§ EXERCISES TO COMPLETE:
a: In the PostgreSQL isolation levels thread, rewrite everything from "Can someone give" down to "serializable isolation too?", replacing "formal description" with "precise specification".
b: Put everything from the start of the records down to the line containing "scrollbar-thumb[interactable] [84,1267,111,1271]" into a JSON list of strings, one string per line, leaving out blank lines.

§ PASSAGE:
7

I am reading through section 13.2 of the PostgreSQL Manual, but the textual descriptions found there are not enough clear, and lack examples.

For instance the following two paragraphs are not clear to whom is learning PostgreSQL:

INSERT with an ON CONFLICT DO UPDATE clause behaves similarly. In Read Committed mode, each row proposed for insertion will either insert or update. Unless there are unrelated errors, one of those two outcomes is guaranteed. If a conflict originates in another transaction whose effects are not yet visible to the INSERT, the UPDATE clause will affect that row, even though possibly no version of that row is conventionally visible to the command."

and

The Repeatable Read mode provides a rigorous guarantee that each transaction sees a completely stable view of the database. However, this view will not necessarily always be consistent with some serial (one at a time) execution of concurrent transactions of the same level. For example, even a read only transaction at this level may see a control record updated to show that a batch has been completed but not see one of the detail records which is logically part of the batch because it read an earlier revision of the control record.

Can someone give examples clarifying what is in these two paragraphs?

Does anyone know where can I find a formal description of the behavior of PostgreSQL isolation levels? I am looking for this because it is an advanced topic which I believe a formal description would help clarify how it works, and thus, help avoid concurrency bugs between transactions.

UPDATE: Another doubt I have is how does a serializable transaction is handled in terms of how the database machinery decides to commit or abort it, when it can run concurrently with other transactions at other isolation levels? Does the database decides on the result of the serializable transaction as if the other transactions were ran with serializable isolation too?

Thanks

UPDATE 2: So far the best I found regarding implementation details of isolation levels is the PostgreSQL Wiki Serializable Page.

mljrg
  • 4,430
  • 2
  • 36
  • 49
  • I'd like to know why there are two recommendations to close this question. A potential response seems to be very useful to grab a clear understanding of this so much important database programming topic. – mljrg Jun 06 '18 at 17:25
  • I think there are two problems with this question: firstly, an answer in the form of an offsite link might well break at some point in the future; and secondly, it's not clear exactly what extra detail would need to be in an answer - what is it specifically that you find unclear about the descriptions you found, and how would a "formal description" differ? – IMSoP Jun 06 '18 at 17:41
  • Note that by "problems" I don't mean it's not *useful*, but that it doesn't fit very well *on this site*. If you [edit] the question to focus on one of the two paragraphs (you can always ask a separate question for the other), and explain which parts you already understand, the request for an explanation and example might be better suited for this format. – IMSoP Jun 06 '18 at 17:46
  • @IMSoP I adapted my question as per your comments, and now it is more focused on the examples I would like to be explained better, preferably with accompanying SQL. The request for a formal description is now relegated to a second priority, though I believe there is no such description anywhere but in the code itself :-( . Please read my comment to "Laurenz Albe" for what I do not understand in the two paragraphs. Thanks – mljrg Jun 07 '18 at 10:54
  • I'm still confused by what you think a "formal description" would look like, or how it would fit into this site. The Isolation Levels themselves are standardised in the ISO SQL standard, so there will be a formal description there of the guarantees they have to make. The exact details of how Postgres implements those guarantees are, by definition, an implementation detail, so they're only ever going to be *documented*, based on the details of the current code. – IMSoP Jun 07 '18 at 11:05
  • Meanwhile, I suggested *narrowing down the question* to one example, and one concern; you seem to instead have added *additional* questions ("another doubt..."). Again, it's not that these questions aren't interesting, it's just that you could write a whole book on them (you've already decided that the whole page of Postgres manual you found isn't enough), so it just doesn't fit into the format of this site. – IMSoP Jun 07 '18 at 11:08
  • @IMSoP By formal description I mean one describing PostgreSQL's transaction handling algorithm(s), such as a high-level pseudo-code description. – mljrg Jun 07 '18 at 11:49
  • @IMSoP Since there is already one tentative answer, perhaps I will wait for its author to respond to my comments. I will accept his answer in case he, or someone else, succeeds clarifying the two paragraphs and my last question. If not, then I will consider creating separate questions to get more visibility, if that's what you recommend. – mljrg Jun 07 '18 at 11:53

2 Answers2

9
  • READ COMMITTED: each SQL statement takes a new snapshot of the database, so every statement will always see changes made by concurrent transactions in the mean time as soon as they are committed. No serialization errors can occur.

Boxed element entries:
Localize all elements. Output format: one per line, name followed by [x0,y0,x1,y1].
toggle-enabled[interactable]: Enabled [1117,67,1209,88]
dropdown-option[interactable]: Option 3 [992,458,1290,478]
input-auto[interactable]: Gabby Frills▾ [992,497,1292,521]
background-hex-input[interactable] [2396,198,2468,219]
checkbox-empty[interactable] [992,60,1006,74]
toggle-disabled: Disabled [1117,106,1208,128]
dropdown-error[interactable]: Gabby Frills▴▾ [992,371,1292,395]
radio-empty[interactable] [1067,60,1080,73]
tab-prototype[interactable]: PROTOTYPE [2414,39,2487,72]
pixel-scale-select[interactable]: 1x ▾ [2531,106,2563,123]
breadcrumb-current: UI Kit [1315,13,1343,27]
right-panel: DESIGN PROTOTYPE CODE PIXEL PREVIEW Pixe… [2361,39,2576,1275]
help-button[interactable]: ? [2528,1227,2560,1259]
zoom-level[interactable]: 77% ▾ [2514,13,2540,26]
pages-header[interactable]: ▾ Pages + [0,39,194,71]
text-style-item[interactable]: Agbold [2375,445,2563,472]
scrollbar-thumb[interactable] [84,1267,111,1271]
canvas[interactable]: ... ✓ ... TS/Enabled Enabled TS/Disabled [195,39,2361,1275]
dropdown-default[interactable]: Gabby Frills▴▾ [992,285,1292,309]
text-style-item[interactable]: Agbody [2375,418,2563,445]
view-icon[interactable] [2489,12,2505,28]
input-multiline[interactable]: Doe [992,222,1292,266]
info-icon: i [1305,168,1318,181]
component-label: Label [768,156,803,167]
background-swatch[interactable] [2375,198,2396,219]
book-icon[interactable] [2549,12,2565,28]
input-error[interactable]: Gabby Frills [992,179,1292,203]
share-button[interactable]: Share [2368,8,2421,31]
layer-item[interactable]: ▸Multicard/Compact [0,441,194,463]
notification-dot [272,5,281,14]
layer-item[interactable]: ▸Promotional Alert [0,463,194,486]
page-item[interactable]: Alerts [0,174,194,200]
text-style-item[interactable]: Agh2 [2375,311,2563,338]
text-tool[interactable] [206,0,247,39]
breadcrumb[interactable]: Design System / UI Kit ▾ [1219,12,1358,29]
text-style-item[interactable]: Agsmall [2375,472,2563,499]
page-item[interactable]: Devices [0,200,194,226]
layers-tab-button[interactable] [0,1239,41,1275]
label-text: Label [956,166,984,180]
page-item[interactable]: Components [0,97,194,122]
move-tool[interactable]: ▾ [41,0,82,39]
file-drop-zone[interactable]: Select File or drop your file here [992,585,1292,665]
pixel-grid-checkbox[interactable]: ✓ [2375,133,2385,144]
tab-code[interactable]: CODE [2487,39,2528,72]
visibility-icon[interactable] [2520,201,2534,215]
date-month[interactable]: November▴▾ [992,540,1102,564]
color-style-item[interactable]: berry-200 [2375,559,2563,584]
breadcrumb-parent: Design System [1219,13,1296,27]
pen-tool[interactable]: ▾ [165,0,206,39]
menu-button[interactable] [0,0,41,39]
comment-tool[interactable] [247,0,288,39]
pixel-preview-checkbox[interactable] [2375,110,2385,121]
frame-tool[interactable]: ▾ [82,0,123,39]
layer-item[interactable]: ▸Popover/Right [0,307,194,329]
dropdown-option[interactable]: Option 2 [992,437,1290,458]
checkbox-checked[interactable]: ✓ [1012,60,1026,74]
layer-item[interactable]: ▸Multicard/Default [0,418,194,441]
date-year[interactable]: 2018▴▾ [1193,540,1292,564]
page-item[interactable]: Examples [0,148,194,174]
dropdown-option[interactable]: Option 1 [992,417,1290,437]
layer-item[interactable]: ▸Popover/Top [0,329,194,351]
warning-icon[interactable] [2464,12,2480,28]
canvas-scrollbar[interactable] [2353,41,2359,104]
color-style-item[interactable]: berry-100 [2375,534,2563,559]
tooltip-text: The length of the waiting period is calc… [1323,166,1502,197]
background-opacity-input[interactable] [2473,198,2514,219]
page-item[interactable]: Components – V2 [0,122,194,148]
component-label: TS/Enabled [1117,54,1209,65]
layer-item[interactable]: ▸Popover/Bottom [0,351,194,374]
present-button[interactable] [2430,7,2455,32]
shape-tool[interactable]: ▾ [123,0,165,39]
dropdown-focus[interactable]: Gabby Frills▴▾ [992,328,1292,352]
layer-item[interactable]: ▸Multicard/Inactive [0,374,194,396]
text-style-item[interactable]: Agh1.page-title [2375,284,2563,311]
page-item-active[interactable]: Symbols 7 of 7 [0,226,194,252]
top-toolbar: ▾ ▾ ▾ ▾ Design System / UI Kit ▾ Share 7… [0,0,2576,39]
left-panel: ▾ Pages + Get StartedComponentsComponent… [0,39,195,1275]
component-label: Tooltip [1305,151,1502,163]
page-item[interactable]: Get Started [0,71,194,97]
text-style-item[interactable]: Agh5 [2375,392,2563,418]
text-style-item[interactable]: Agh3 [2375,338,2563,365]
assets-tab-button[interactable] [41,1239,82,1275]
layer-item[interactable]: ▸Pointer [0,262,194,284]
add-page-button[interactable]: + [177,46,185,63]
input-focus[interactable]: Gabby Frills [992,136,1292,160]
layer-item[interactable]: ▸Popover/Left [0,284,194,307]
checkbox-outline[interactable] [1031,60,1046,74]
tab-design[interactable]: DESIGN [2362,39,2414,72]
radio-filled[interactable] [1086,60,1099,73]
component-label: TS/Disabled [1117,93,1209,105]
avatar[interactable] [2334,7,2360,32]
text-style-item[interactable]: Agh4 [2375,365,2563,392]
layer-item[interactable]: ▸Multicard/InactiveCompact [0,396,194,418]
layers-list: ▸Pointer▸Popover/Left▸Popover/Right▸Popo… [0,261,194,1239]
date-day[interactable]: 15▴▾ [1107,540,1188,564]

§ SOLUTION SET:
a:
Can someone give examples clarifying what is in these two paragraphs?

Does anyone know where can I find a precise specification of the behavior of PostgreSQL isolation levels? I am looking for this because it is an advanced topic which I believe a precise specification would help clarify how it works, and thus, help avoid concurrency bugs between transactions.

UPDATE: Another doubt I have is how does a serializable transaction is handled in terms of how the database machinery decides to commit or abort it, when it can run concurrently with other transactions at other isolation levels? Does the database decides on the result of the serializable transaction as if the other transactions were ran with serializable isolation too?

b:
[
  "Localize all elements. Output format: one per line, name followed by [x0,y0,x1,y1].",
  "toggle-enabled[interactable]: Enabled [1117,67,1209,88]",
  "dropdown-option[interactable]: Option 3 [992,458,1290,478]",
  "input-auto[interactable]: Gabby Frills▾ [992,497,1292,521]",
  "background-hex-input[interactable] [2396,198,2468,219]",
  "checkbox-empty[interactable] [992,60,1006,74]",
  "toggle-disabled: Disabled [1117,106,1208,128]",
  "dropdown-error[interactable]: Gabby Frills▴▾ [992,371,1292,395]",
  "radio-empty[interactable] [1067,60,1080,73]",
  "tab-prototype[interactable]: PROTOTYPE [2414,39,2487,72]",
  "pixel-scale-select[interactable]: 1x ▾ [2531,106,2563,123]",
  "breadcrumb-current: UI Kit [1315,13,1343,27]",
  "right-panel: DESIGN PROTOTYPE CODE PIXEL PREVIEW Pixe… [2361,39,2576,1275]",
  "help-button[interactable]: ? [2528,1227,2560,1259]",
  "zoom-level[interactable]: 77% ▾ [2514,13,2540,26]",
  "pages-header[interactable]: ▾ Pages + [0,39,194,71]",
  "text-style-item[interactable]: Agbold [2375,445,2563,472]",
  "scrollbar-thumb[interactable] [84,1267,111,1271]"
]